- _Problem description_
Set the listing down unchanged, minus every embedded image.

━━━ Entries provided

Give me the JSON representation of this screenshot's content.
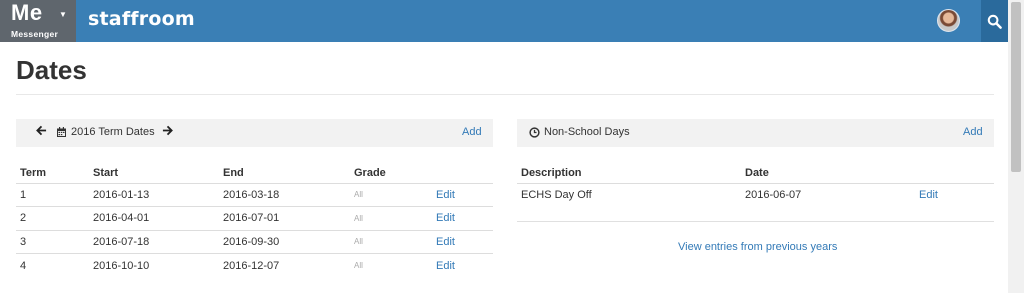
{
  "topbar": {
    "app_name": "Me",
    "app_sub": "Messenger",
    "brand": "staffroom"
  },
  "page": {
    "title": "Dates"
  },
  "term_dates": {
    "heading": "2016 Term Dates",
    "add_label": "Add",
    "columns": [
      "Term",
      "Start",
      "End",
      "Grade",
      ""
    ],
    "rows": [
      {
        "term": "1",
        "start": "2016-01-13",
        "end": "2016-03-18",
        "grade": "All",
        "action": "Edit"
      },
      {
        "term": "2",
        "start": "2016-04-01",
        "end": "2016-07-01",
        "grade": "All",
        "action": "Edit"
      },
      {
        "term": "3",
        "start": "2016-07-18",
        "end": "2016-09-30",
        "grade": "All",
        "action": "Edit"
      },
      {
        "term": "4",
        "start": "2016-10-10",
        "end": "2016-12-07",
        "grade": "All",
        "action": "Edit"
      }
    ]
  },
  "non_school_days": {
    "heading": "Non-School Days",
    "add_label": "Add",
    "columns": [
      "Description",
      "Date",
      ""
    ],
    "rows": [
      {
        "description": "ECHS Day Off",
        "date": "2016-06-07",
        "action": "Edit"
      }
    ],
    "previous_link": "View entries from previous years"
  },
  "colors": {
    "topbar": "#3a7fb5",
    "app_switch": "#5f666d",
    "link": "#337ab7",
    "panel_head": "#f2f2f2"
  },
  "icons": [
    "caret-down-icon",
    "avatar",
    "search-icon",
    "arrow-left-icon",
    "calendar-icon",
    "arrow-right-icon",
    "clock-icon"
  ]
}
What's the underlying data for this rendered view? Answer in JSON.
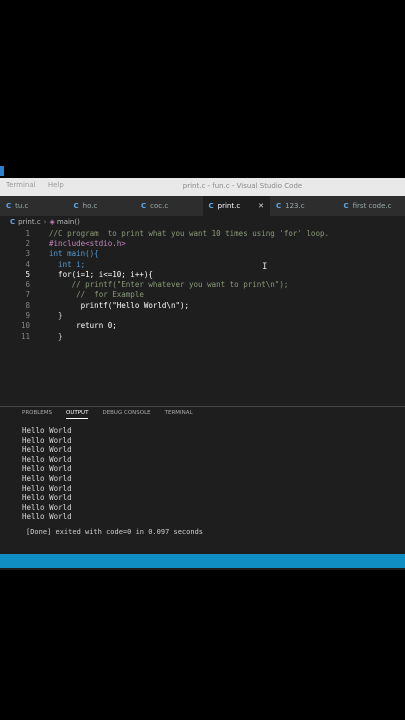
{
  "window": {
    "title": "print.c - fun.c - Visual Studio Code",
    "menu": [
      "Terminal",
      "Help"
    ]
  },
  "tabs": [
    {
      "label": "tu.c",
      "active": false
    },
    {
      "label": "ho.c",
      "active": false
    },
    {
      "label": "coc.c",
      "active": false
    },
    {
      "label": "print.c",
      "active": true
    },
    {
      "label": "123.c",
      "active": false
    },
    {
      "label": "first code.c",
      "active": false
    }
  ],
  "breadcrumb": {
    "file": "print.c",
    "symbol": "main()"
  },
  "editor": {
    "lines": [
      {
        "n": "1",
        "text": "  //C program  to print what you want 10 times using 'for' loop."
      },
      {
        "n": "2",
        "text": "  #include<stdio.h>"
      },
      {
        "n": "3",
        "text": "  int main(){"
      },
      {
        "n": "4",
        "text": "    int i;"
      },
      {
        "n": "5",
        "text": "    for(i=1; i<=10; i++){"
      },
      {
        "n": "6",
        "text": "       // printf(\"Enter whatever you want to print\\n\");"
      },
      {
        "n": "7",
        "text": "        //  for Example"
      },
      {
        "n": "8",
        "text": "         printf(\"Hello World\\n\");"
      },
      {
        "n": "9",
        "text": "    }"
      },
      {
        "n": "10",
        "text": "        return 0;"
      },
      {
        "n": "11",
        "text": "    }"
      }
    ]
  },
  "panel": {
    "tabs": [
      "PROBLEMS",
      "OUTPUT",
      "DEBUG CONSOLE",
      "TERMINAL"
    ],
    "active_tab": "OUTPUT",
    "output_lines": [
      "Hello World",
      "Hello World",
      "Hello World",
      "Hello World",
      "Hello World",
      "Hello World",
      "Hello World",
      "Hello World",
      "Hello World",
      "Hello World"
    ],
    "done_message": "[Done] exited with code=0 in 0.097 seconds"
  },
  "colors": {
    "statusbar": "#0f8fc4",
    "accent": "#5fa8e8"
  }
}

━━━━━━

- _Right answer_
Give me the JSON representation of this screenshot's content.
{
  "topbar": {
    "app_name": "Me",
    "app_sub": "Messenger",
    "brand": "staffroom"
  },
  "page": {
    "title": "Dates"
  },
  "term_dates": {
    "heading": "2016 Term Dates",
    "add_label": "Add",
    "columns": [
      "Term",
      "Start",
      "End",
      "Grade",
      ""
    ],
    "rows": [
      {
        "term": "1",
        "start": "2016-01-13",
        "end": "2016-03-18",
        "grade": "All",
        "action": "Edit"
      },
      {
        "term": "2",
        "start": "2016-04-01",
        "end": "2016-07-01",
        "grade": "All",
        "action": "Edit"
      },
      {
        "term": "3",
        "start": "2016-07-18",
        "end": "2016-09-30",
        "grade": "All",
        "action": "Edit"
      },
      {
        "term": "4",
        "start": "2016-10-10",
        "end": "2016-12-07",
        "grade": "All",
        "action": "Edit"
      }
    ]
  },
  "non_school_days": {
    "heading": "Non-School Days",
    "add_label": "Add",
    "columns": [
      "Description",
      "Date",
      ""
    ],
    "rows": [
      {
        "description": "ECHS Day Off",
        "date": "2016-06-07",
        "action": "Edit"
      }
    ],
    "previous_link": "View entries from previous years"
  },
  "colors": {
    "topbar": "#3a7fb5",
    "app_switch": "#5f666d",
    "link": "#337ab7",
    "panel_head": "#f2f2f2"
  },
  "icons": [
    "caret-down-icon",
    "avatar",
    "search-icon",
    "arrow-left-icon",
    "calendar-icon",
    "arrow-right-icon",
    "clock-icon"
  ]
}
What's the underlying data for this rendered view? Answer in JSON.
{
  "window": {
    "title": "print.c - fun.c - Visual Studio Code",
    "menu": [
      "Terminal",
      "Help"
    ]
  },
  "tabs": [
    {
      "label": "tu.c",
      "active": false
    },
    {
      "label": "ho.c",
      "active": false
    },
    {
      "label": "coc.c",
      "active": false
    },
    {
      "label": "print.c",
      "active": true
    },
    {
      "label": "123.c",
      "active": false
    },
    {
      "label": "first code.c",
      "active": false
    }
  ],
  "breadcrumb": {
    "file": "print.c",
    "symbol": "main()"
  },
  "editor": {
    "lines": [
      {
        "n": "1",
        "text": "  //C program  to print what you want 10 times using 'for' loop."
      },
      {
        "n": "2",
        "text": "  #include<stdio.h>"
      },
      {
        "n": "3",
        "text": "  int main(){"
      },
      {
        "n": "4",
        "text": "    int i;"
      },
      {
        "n": "5",
        "text": "    for(i=1; i<=10; i++){"
      },
      {
        "n": "6",
        "text": "       // printf(\"Enter whatever you want to print\\n\");"
      },
      {
        "n": "7",
        "text": "        //  for Example"
      },
      {
        "n": "8",
        "text": "         printf(\"Hello World\\n\");"
      },
      {
        "n": "9",
        "text": "    }"
      },
      {
        "n": "10",
        "text": "        return 0;"
      },
      {
        "n": "11",
        "text": "    }"
      }
    ]
  },
  "panel": {
    "tabs": [
      "PROBLEMS",
      "OUTPUT",
      "DEBUG CONSOLE",
      "TERMINAL"
    ],
    "active_tab": "OUTPUT",
    "output_lines": [
      "Hello World",
      "Hello World",
      "Hello World",
      "Hello World",
      "Hello World",
      "Hello World",
      "Hello World",
      "Hello World",
      "Hello World",
      "Hello World"
    ],
    "done_message": "[Done] exited with code=0 in 0.097 seconds"
  },
  "colors": {
    "statusbar": "#0f8fc4",
    "accent": "#5fa8e8"
  }
}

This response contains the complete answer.